_Exercise directions:_ Copy every record word for word.

_Data in this exercise:_

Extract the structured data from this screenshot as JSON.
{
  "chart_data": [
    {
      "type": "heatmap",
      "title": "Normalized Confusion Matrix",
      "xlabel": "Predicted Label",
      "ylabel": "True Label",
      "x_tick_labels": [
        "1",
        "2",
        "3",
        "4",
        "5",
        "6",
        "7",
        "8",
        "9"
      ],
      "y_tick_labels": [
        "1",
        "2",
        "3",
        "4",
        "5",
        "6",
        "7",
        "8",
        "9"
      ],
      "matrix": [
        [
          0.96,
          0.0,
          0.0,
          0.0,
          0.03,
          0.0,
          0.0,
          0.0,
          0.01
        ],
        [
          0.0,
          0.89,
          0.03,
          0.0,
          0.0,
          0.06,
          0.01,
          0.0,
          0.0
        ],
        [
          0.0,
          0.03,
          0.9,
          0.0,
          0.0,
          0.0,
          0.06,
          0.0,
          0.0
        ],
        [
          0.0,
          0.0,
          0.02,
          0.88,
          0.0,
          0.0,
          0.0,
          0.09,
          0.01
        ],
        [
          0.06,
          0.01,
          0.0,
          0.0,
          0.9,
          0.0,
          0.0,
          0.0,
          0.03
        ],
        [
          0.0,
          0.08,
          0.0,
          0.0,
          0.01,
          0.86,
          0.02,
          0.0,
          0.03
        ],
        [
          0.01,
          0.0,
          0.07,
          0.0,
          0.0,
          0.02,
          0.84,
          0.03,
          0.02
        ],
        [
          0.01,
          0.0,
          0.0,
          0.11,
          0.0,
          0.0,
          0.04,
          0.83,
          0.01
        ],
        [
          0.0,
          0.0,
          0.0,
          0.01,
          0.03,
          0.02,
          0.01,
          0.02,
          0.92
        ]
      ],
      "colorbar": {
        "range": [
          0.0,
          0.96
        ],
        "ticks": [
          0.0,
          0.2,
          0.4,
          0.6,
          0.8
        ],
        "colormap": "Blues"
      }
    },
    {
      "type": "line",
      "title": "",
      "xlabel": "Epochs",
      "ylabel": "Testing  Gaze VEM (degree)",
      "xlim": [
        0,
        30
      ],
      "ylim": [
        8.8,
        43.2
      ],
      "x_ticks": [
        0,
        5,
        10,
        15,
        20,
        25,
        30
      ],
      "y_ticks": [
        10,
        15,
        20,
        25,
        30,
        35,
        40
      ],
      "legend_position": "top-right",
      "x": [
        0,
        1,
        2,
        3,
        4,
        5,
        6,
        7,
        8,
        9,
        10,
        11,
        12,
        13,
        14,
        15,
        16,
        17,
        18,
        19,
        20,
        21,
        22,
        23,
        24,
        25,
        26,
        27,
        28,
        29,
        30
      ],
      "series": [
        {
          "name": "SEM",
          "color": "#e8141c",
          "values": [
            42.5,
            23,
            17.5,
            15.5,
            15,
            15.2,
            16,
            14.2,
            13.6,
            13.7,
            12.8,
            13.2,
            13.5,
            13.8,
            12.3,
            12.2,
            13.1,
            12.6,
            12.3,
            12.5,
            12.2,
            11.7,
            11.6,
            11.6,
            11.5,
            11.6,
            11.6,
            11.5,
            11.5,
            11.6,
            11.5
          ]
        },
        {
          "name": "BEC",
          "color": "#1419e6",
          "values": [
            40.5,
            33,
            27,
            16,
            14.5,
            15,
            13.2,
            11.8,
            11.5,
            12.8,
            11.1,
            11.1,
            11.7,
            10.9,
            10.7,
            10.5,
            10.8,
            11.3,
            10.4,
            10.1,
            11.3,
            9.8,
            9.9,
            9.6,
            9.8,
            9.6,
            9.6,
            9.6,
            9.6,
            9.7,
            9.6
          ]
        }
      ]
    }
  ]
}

_Response to this task:_
Extract the structured data from this screenshot as JSON.
{
  "chart_data": [
    {
      "type": "heatmap",
      "title": "Normalized Confusion Matrix",
      "xlabel": "Predicted Label",
      "ylabel": "True Label",
      "x_tick_labels": [
        "1",
        "2",
        "3",
        "4",
        "5",
        "6",
        "7",
        "8",
        "9"
      ],
      "y_tick_labels": [
        "1",
        "2",
        "3",
        "4",
        "5",
        "6",
        "7",
        "8",
        "9"
      ],
      "matrix": [
        [
          0.96,
          0.0,
          0.0,
          0.0,
          0.03,
          0.0,
          0.0,
          0.0,
          0.01
        ],
        [
          0.0,
          0.89,
          0.03,
          0.0,
          0.0,
          0.06,
          0.01,
          0.0,
          0.0
        ],
        [
          0.0,
          0.03,
          0.9,
          0.0,
          0.0,
          0.0,
          0.06,
          0.0,
          0.0
        ],
        [
          0.0,
          0.0,
          0.02,
          0.88,
          0.0,
          0.0,
          0.0,
          0.09,
          0.01
        ],
        [
          0.06,
          0.01,
          0.0,
          0.0,
          0.9,
          0.0,
          0.0,
          0.0,
          0.03
        ],
        [
          0.0,
          0.08,
          0.0,
          0.0,
          0.01,
          0.86,
          0.02,
          0.0,
          0.03
        ],
        [
          0.01,
          0.0,
          0.07,
          0.0,
          0.0,
          0.02,
          0.84,
          0.03,
          0.02
        ],
        [
          0.01,
          0.0,
          0.0,
          0.11,
          0.0,
          0.0,
          0.04,
          0.83,
          0.01
        ],
        [
          0.0,
          0.0,
          0.0,
          0.01,
          0.03,
          0.02,
          0.01,
          0.02,
          0.92
        ]
      ],
      "colorbar": {
        "range": [
          0.0,
          0.96
        ],
        "ticks": [
          0.0,
          0.2,
          0.4,
          0.6,
          0.8
        ],
        "colormap": "Blues"
      }
    },
    {
      "type": "line",
      "title": "",
      "xlabel": "Epochs",
      "ylabel": "Testing  Gaze VEM (degree)",
      "xlim": [
        0,
        30
      ],
      "ylim": [
        8.8,
        43.2
      ],
      "x_ticks": [
        0,
        5,
        10,
        15,
        20,
        25,
        30
      ],
      "y_ticks": [
        10,
        15,
        20,
        25,
        30,
        35,
        40
      ],
      "legend_position": "top-right",
      "x": [
        0,
        1,
        2,
        3,
        4,
        5,
        6,
        7,
        8,
        9,
        10,
        11,
        12,
        13,
        14,
        15,
        16,
        17,
        18,
        19,
        20,
        21,
        22,
        23,
        24,
        25,
        26,
        27,
        28,
        29,
        30
      ],
      "series": [
        {
          "name": "SEM",
          "color": "#e8141c",
          "values": [
            42.5,
            23,
            17.5,
            15.5,
            15,
            15.2,
            16,
            14.2,
            13.6,
            13.7,
            12.8,
            13.2,
            13.5,
            13.8,
            12.3,
            12.2,
            13.1,
            12.6,
            12.3,
            12.5,
            12.2,
            11.7,
            11.6,
            11.6,
            11.5,
            11.6,
            11.6,
            11.5,
            11.5,
            11.6,
            11.5
          ]
        },
        {
          "name": "BEC",
          "color": "#1419e6",
          "values": [
            40.5,
            33,
            27,
            16,
            14.5,
            15,
            13.2,
            11.8,
            11.5,
            12.8,
            11.1,
            11.1,
            11.7,
            10.9,
            10.7,
            10.5,
            10.8,
            11.3,
            10.4,
            10.1,
            11.3,
            9.8,
            9.9,
            9.6,
            9.8,
            9.6,
            9.6,
            9.6,
            9.6,
            9.7,
            9.6
          ]
        }
      ]
    }
  ]
}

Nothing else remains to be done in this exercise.